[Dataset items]
☆ ☆ ☆ ☆ ☆
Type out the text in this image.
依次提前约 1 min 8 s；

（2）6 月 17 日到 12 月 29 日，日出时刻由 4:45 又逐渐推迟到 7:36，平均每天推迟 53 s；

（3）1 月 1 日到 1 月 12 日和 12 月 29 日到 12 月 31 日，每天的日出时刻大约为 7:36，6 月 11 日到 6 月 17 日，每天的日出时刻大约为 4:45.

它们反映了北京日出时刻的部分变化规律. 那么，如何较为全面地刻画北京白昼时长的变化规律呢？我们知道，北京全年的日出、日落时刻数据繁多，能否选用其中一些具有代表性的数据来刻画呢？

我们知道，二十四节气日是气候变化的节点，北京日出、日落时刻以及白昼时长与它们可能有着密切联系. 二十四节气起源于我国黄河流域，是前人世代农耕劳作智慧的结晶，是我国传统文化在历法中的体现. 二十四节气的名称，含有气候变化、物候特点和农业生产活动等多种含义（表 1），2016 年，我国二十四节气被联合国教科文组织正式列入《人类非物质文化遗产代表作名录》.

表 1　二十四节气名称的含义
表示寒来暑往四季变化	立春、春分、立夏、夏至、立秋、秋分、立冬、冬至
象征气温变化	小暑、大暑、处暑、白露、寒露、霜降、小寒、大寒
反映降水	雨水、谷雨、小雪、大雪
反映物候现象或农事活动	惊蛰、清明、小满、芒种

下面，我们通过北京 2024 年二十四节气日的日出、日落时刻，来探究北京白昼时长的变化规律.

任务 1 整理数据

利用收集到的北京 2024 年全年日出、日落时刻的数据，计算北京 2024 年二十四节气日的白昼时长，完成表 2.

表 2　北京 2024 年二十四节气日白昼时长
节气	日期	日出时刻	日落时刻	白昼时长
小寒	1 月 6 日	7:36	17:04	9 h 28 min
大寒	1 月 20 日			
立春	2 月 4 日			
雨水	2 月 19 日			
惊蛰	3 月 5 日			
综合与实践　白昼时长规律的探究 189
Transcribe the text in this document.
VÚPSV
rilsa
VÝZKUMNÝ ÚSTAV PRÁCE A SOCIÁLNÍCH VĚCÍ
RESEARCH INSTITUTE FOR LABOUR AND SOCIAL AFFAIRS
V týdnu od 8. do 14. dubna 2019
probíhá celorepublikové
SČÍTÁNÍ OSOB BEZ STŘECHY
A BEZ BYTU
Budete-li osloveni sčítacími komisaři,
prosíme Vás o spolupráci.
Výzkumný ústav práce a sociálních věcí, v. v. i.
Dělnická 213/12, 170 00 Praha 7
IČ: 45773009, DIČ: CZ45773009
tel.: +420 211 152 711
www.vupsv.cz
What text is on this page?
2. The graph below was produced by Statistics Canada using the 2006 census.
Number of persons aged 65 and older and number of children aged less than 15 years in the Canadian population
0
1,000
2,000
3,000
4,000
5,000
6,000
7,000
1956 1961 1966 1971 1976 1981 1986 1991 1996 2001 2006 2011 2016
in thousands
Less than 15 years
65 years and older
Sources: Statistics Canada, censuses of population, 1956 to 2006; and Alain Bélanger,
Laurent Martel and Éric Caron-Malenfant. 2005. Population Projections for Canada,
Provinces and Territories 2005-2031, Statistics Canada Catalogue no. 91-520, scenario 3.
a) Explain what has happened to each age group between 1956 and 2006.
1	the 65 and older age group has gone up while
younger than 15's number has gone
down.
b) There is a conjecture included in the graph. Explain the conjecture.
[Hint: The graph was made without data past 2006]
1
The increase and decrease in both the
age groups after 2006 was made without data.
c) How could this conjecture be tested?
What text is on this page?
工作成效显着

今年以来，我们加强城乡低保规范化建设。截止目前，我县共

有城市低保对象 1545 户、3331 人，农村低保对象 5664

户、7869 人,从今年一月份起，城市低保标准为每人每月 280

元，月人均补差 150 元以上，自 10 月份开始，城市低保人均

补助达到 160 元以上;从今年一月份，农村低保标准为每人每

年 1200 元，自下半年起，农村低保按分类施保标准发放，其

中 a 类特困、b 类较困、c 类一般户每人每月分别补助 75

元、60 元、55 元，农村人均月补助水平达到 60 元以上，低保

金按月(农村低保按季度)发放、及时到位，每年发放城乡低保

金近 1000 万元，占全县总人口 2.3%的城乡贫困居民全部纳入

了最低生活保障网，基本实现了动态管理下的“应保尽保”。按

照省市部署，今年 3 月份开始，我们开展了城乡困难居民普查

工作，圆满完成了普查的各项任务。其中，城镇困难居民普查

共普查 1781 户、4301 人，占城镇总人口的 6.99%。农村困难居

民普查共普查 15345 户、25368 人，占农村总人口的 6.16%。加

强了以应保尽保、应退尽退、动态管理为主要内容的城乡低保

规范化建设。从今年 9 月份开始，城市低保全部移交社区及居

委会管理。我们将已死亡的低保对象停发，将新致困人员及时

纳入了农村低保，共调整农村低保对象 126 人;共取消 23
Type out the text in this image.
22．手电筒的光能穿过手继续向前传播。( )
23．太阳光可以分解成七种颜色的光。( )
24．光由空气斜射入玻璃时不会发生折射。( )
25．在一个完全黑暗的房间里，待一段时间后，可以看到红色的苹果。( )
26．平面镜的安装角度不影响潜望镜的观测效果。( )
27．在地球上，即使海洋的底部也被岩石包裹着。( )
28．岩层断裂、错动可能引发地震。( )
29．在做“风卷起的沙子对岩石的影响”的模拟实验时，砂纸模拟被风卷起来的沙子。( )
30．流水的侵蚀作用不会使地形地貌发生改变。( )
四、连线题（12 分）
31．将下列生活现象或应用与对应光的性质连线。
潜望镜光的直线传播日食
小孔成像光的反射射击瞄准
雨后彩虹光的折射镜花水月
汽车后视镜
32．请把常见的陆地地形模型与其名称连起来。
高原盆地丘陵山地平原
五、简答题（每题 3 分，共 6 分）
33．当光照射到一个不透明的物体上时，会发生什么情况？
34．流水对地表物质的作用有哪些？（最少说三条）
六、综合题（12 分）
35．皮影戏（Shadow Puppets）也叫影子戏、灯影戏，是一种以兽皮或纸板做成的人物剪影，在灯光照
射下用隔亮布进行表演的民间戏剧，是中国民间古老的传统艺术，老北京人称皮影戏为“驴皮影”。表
☆ ☆ ☆ ☆ ☆
*Exercise requirements:* Search the preceding listing for the word "without" and pull out every line that holds it.

*Task result:*
[Hint: The graph was made without data past 2006]
age groups after 2006 was made without data.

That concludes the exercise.